▶ [Task statement]: Copy out lines with the word "grid" from the material that follows.

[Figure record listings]
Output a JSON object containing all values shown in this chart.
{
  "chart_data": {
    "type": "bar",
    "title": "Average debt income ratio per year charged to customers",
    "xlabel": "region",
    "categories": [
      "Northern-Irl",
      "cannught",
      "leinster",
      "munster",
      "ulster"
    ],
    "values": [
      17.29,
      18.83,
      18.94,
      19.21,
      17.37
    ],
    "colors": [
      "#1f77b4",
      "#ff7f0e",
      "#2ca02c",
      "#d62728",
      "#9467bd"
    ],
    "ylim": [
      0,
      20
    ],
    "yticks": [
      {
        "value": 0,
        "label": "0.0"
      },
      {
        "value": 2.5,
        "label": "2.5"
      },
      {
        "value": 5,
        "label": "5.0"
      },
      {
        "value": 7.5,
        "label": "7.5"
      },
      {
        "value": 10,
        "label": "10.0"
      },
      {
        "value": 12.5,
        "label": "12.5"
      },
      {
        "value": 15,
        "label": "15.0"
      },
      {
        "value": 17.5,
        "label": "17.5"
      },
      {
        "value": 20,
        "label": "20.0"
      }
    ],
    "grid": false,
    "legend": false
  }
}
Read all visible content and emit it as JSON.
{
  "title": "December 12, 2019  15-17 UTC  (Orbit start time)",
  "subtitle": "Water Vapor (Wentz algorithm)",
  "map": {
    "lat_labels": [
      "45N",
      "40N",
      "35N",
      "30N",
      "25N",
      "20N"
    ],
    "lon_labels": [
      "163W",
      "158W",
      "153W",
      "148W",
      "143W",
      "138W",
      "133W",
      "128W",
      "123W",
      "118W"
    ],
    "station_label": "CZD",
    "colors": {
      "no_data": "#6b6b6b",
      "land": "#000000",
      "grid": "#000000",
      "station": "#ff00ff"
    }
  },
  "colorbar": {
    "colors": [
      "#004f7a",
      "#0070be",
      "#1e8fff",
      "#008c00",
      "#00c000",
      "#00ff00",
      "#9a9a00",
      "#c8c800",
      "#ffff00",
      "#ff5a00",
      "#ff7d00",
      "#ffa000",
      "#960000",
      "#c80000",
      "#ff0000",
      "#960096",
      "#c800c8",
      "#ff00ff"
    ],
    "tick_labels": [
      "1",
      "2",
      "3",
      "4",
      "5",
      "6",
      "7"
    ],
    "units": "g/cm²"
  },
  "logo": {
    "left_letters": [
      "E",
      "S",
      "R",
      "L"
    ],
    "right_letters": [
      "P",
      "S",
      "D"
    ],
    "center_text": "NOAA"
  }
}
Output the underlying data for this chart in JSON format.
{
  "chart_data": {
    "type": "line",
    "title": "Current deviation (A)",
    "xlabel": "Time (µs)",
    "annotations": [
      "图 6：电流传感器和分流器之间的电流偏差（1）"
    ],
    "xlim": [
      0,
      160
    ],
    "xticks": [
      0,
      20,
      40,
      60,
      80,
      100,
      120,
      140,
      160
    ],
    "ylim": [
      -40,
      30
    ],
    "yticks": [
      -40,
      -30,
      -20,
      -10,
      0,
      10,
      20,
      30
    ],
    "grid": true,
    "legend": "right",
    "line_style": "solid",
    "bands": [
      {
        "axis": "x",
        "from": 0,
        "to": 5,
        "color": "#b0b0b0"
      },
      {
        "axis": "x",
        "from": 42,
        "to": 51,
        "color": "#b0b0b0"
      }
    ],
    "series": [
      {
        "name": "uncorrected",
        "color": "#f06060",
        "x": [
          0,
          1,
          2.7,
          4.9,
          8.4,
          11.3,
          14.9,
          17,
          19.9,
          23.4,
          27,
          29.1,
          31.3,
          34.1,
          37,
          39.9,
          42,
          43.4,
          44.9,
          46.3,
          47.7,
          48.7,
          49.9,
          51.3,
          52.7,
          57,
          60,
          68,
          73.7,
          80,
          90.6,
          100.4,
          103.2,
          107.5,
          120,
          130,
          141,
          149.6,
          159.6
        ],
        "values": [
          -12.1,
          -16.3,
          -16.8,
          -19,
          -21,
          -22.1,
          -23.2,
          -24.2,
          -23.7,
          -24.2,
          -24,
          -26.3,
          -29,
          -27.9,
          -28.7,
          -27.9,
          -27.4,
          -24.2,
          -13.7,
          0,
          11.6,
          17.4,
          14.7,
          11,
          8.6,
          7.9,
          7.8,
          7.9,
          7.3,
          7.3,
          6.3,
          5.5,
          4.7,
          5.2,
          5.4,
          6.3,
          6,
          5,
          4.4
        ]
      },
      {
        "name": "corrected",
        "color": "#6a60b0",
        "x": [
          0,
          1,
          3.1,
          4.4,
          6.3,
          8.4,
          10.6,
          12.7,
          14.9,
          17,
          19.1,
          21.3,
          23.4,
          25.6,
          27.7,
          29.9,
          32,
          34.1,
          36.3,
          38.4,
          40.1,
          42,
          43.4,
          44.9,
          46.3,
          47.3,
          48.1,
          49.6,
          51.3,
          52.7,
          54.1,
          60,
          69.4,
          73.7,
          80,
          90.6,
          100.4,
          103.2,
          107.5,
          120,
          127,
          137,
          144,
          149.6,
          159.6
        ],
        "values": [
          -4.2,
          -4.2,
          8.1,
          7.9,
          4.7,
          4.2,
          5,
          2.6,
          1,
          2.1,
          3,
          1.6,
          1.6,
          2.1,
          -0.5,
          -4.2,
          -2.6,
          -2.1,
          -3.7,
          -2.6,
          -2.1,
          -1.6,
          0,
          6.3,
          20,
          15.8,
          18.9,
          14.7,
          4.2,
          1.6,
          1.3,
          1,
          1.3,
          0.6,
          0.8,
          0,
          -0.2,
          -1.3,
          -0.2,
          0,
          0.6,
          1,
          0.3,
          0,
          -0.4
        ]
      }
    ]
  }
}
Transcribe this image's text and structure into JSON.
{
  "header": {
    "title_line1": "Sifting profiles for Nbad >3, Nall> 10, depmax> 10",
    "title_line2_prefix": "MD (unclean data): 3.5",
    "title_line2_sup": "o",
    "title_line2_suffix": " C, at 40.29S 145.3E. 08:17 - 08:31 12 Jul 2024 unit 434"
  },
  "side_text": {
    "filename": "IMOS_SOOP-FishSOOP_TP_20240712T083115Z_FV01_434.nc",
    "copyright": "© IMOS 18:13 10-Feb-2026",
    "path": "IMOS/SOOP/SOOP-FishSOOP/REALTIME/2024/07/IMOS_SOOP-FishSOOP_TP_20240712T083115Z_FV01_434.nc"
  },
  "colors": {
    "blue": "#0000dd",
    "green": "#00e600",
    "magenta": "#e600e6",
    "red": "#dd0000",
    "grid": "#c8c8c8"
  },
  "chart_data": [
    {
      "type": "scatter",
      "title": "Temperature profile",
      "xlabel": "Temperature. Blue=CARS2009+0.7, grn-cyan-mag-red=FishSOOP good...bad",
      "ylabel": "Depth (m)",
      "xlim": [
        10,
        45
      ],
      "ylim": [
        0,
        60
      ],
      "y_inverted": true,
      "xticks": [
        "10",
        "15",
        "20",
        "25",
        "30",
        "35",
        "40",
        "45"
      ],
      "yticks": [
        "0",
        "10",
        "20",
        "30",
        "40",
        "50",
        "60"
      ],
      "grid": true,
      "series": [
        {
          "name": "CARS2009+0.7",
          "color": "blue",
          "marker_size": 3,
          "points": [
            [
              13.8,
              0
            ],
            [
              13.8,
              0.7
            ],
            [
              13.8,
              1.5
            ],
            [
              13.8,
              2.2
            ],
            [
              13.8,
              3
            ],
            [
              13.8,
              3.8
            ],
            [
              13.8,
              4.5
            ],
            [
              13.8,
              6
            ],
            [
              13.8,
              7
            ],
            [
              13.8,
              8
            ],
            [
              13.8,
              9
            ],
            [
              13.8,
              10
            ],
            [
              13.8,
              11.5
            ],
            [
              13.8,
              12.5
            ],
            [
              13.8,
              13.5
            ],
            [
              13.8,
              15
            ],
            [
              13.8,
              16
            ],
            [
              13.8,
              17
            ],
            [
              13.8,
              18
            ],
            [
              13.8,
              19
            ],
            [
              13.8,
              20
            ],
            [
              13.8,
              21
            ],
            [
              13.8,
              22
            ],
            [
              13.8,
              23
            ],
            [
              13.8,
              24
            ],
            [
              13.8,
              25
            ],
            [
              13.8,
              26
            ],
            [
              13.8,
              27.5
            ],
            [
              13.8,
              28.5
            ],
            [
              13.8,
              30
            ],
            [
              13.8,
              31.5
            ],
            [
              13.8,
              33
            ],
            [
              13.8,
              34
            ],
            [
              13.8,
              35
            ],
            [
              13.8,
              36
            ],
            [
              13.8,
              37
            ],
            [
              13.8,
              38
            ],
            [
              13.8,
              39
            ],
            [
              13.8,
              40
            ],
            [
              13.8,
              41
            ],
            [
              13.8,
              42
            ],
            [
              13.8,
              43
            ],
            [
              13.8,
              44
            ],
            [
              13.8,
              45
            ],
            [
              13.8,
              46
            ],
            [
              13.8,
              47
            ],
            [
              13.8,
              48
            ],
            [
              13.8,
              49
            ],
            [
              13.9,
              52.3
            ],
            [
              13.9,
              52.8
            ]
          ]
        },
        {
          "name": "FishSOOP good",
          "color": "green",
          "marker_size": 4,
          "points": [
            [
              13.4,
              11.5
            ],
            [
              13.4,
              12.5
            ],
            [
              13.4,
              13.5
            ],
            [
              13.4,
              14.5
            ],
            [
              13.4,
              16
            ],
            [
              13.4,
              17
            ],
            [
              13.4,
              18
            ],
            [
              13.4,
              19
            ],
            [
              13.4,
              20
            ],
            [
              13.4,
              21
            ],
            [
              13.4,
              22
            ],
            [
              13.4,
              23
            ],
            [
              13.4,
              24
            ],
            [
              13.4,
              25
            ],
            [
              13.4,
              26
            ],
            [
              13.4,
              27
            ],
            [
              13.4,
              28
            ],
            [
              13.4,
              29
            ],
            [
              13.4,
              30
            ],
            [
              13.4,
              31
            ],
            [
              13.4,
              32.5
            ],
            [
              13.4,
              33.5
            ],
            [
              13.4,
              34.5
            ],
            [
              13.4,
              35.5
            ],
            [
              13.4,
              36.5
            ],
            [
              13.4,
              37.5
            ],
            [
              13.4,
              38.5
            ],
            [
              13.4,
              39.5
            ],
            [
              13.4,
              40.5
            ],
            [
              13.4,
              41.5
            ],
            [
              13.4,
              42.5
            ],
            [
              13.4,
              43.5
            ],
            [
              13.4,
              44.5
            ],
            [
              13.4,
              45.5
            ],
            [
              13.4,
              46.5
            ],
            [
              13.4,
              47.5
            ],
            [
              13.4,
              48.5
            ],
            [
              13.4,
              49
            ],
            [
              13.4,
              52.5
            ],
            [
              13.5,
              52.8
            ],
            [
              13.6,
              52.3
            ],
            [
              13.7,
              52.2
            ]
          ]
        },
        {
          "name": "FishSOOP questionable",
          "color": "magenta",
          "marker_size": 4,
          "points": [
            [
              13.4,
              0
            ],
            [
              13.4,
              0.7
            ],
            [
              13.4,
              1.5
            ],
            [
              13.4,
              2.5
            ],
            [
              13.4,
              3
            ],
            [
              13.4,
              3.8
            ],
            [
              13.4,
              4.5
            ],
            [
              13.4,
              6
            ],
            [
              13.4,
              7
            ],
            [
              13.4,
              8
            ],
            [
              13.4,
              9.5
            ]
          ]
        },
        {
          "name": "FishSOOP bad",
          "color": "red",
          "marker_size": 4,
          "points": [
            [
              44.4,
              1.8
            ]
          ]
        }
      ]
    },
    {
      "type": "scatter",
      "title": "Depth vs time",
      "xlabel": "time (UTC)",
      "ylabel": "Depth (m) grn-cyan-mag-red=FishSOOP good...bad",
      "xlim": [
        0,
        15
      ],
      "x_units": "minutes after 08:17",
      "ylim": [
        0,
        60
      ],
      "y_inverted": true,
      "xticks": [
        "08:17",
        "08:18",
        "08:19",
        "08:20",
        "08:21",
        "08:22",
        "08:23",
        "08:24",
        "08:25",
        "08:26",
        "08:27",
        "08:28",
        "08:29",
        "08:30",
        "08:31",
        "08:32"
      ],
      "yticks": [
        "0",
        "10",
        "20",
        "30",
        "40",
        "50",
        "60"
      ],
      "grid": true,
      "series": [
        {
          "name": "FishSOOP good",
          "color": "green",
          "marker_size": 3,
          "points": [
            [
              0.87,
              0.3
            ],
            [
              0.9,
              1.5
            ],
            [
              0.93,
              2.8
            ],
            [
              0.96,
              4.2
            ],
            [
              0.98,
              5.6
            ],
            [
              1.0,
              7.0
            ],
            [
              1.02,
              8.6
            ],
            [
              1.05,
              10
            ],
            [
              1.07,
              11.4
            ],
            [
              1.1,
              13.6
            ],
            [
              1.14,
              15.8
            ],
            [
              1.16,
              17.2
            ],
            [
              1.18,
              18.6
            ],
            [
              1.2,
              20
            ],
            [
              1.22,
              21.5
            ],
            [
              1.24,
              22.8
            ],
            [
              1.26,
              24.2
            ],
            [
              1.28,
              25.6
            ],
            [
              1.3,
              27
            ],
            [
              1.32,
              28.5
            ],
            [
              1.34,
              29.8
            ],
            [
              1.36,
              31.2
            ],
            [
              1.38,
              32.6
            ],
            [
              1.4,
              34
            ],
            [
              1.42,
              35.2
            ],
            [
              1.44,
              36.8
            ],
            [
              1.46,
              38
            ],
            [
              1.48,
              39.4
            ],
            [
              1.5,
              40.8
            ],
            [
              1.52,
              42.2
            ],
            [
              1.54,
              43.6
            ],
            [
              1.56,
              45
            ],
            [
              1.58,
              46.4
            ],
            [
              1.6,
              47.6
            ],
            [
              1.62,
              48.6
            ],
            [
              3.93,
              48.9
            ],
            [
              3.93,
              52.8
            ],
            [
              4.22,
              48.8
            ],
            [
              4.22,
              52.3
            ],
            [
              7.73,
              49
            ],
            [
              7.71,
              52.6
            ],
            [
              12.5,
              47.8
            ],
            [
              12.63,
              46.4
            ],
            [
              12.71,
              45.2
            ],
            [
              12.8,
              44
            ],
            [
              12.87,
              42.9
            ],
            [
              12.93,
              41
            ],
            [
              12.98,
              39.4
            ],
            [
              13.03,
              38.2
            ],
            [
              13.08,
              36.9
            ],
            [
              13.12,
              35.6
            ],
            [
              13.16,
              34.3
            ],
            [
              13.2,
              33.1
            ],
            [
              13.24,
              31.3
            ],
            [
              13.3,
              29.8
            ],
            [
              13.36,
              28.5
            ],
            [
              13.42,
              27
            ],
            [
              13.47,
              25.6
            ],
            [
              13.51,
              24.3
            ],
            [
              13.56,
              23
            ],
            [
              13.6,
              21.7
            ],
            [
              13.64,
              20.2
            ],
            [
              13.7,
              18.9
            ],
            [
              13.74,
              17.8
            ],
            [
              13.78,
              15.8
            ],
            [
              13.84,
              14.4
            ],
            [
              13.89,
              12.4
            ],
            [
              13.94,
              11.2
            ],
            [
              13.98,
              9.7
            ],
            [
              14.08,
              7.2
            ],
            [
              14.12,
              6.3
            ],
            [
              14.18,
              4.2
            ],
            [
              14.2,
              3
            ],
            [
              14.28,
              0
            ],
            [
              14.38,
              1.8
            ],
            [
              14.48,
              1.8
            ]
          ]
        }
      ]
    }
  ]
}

▶ [Response below]:
    "grid": false,
      "grid": "#000000",
    "grid": true,
    "grid": "#c8c8c8"
      "grid": true,
      "grid": true,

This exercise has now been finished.